EXERCISE OBJECTIVE:
Count lines with "title" in them. Report only the total.
## Begin RECORDED DATA
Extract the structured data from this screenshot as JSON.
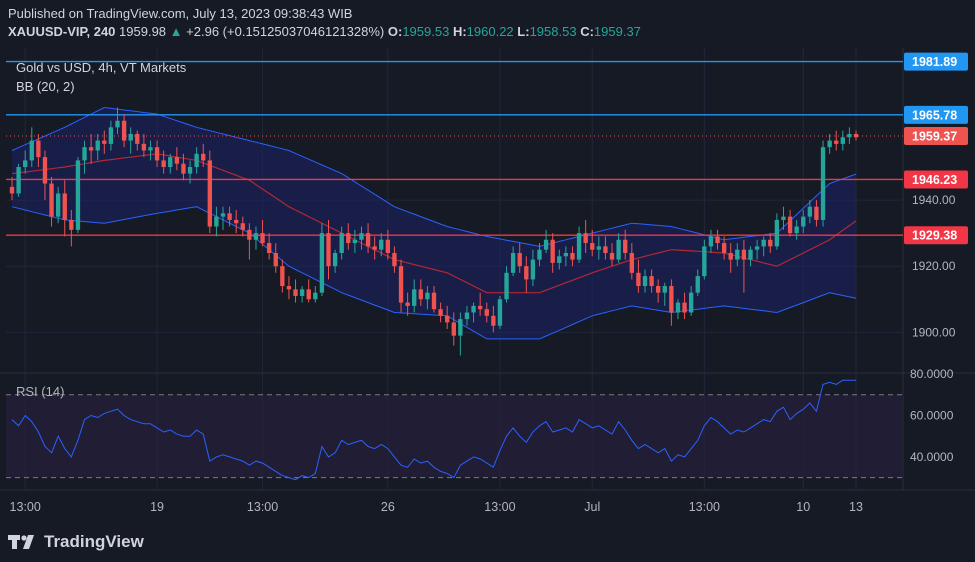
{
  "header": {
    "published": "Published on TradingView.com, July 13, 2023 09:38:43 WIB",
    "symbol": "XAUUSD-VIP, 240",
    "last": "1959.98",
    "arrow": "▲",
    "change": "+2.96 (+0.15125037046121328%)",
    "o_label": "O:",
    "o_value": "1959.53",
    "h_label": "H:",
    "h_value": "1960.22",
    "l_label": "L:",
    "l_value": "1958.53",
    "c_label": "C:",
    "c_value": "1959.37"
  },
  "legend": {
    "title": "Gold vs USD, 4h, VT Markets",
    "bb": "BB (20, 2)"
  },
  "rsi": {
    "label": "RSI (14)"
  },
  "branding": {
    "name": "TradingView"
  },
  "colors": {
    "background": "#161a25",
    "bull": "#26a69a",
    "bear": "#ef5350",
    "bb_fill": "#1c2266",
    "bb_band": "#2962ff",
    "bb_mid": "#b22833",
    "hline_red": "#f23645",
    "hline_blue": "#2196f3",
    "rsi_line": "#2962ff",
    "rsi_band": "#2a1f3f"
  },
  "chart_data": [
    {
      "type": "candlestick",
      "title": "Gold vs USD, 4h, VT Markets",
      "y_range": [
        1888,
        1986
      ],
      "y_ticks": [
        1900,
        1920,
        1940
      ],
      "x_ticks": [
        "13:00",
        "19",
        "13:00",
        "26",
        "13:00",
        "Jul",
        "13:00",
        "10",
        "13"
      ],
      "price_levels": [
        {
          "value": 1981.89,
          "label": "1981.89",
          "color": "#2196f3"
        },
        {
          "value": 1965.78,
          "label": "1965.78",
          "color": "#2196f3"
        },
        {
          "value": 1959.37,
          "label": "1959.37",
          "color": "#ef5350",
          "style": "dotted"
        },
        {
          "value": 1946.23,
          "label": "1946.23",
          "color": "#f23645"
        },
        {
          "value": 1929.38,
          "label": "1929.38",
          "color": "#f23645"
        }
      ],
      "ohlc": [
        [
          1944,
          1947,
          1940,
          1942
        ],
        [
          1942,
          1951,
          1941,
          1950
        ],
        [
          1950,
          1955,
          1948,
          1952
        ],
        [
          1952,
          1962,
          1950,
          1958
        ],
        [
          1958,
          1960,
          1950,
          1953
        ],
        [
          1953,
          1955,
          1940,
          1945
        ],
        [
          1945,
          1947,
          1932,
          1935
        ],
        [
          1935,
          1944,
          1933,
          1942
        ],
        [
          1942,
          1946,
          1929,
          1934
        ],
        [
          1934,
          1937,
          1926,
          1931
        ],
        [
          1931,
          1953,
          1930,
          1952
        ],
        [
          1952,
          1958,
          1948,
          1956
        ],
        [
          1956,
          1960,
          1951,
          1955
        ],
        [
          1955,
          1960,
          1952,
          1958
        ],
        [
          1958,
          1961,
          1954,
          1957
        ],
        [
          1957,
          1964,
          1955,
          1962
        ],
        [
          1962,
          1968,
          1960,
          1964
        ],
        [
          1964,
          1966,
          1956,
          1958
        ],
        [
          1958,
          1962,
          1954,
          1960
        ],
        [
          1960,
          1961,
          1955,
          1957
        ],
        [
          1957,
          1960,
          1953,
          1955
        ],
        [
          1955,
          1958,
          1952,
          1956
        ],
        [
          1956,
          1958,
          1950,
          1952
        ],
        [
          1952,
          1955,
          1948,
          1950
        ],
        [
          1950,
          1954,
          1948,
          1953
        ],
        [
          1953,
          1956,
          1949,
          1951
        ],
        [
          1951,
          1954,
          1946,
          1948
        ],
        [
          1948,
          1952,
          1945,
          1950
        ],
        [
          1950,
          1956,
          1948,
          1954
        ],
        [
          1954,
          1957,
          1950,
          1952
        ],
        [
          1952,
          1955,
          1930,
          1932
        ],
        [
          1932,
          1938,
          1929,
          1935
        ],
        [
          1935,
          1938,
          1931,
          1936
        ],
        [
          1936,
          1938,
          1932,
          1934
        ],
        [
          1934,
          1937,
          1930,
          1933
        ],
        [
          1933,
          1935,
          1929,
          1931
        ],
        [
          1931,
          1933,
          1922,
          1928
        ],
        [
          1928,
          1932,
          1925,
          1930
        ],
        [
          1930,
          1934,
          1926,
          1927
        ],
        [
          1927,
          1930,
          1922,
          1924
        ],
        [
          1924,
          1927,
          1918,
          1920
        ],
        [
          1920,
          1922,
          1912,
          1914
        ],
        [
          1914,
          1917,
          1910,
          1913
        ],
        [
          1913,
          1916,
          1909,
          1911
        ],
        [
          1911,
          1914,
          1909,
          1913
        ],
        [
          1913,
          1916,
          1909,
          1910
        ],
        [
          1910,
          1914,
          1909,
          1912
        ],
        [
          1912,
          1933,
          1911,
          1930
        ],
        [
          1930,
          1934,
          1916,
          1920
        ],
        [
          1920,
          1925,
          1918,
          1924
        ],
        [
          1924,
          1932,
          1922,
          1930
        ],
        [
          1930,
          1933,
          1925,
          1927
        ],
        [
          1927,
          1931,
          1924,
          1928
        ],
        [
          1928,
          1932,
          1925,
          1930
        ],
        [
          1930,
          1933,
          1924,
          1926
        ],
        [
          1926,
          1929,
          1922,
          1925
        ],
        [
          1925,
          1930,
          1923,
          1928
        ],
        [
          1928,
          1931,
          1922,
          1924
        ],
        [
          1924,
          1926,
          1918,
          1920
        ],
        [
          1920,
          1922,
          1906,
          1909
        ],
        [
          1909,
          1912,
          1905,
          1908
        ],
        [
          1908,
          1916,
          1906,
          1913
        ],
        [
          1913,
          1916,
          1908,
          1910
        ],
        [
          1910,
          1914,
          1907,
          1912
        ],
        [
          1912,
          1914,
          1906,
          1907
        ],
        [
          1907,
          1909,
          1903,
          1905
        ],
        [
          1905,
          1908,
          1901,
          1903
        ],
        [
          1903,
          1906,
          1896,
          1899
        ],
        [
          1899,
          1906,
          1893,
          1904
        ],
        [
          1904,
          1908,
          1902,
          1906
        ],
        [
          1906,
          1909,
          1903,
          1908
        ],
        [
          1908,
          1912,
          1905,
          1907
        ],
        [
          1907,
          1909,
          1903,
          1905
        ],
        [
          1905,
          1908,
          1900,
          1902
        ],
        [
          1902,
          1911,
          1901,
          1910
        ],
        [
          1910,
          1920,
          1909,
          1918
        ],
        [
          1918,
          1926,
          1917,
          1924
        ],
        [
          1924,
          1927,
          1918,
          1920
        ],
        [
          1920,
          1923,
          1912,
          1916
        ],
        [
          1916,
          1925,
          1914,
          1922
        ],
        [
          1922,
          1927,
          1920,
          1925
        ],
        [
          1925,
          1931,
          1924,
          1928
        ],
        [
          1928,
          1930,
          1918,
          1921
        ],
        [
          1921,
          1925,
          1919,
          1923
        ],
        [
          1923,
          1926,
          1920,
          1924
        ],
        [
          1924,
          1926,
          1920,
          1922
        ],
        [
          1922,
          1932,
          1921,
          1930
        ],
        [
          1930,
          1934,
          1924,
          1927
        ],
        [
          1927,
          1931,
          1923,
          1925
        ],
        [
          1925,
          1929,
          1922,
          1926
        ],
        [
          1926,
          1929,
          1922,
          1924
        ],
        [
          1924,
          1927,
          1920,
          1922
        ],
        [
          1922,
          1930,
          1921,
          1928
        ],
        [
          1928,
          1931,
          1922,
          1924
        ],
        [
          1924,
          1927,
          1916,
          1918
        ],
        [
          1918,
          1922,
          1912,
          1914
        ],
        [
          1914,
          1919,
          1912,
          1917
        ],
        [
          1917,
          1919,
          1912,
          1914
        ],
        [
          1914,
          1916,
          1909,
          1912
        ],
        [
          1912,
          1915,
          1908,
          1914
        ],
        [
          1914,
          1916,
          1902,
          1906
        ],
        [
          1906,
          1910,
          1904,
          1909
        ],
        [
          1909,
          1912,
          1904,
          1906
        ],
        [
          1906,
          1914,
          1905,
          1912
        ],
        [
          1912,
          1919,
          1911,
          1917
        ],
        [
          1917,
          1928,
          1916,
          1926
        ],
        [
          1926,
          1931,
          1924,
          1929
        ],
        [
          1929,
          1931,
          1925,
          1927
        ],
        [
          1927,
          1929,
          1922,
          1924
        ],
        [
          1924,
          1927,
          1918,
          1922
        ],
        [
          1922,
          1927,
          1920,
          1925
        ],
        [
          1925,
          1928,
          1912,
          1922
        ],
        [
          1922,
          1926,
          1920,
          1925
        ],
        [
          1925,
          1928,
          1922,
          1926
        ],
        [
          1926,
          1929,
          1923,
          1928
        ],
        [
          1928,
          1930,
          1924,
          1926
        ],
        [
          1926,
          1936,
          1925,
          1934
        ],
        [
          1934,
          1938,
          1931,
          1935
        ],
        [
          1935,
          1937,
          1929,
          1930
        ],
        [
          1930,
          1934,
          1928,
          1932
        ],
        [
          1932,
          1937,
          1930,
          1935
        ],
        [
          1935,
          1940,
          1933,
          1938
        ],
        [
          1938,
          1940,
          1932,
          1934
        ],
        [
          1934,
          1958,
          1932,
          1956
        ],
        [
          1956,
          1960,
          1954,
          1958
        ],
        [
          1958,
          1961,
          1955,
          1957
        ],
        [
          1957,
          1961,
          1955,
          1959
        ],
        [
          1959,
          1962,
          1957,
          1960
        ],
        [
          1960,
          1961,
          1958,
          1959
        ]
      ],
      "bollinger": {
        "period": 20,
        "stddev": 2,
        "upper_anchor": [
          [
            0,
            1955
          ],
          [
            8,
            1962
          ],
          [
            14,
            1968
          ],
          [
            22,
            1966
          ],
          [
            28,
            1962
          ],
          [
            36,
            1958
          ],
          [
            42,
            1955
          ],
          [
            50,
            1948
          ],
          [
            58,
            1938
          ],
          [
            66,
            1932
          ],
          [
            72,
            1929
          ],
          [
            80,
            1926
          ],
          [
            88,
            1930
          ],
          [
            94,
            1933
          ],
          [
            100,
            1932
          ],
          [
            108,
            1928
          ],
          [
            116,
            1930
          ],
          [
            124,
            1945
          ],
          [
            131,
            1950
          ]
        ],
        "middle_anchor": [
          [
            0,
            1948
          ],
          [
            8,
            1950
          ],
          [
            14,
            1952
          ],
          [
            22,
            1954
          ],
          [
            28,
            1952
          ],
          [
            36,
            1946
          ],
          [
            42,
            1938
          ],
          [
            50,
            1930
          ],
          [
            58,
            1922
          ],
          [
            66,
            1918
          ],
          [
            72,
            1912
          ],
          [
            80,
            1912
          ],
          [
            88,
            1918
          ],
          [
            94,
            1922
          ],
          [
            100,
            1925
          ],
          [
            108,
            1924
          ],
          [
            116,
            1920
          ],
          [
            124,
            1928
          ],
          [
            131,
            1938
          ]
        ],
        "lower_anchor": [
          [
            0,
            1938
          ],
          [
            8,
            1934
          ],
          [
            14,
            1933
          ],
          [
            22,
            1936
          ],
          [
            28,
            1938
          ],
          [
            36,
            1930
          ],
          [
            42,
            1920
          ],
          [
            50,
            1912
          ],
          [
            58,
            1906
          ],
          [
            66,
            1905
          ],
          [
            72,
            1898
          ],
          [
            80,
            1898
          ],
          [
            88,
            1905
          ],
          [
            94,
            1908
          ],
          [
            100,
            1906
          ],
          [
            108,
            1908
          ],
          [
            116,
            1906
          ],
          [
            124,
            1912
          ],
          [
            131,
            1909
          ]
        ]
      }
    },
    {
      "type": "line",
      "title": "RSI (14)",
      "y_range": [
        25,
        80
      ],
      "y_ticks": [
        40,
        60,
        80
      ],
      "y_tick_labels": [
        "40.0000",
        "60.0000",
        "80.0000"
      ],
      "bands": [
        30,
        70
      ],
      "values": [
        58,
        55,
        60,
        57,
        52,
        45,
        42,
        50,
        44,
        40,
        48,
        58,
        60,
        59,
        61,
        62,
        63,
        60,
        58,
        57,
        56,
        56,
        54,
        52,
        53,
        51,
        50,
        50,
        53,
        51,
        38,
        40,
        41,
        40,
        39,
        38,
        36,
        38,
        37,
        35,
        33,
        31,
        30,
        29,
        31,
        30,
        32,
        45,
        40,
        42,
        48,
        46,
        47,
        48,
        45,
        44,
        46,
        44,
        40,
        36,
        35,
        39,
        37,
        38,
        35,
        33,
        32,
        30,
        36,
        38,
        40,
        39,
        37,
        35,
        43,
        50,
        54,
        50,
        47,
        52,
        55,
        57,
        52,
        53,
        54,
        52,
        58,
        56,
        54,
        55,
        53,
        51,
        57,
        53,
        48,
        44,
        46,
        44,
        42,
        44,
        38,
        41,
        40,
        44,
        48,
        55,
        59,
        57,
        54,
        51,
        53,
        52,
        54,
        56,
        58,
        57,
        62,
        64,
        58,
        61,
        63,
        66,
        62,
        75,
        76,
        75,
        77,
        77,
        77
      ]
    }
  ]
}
## End RECORDED DATA
THE RESULT:
3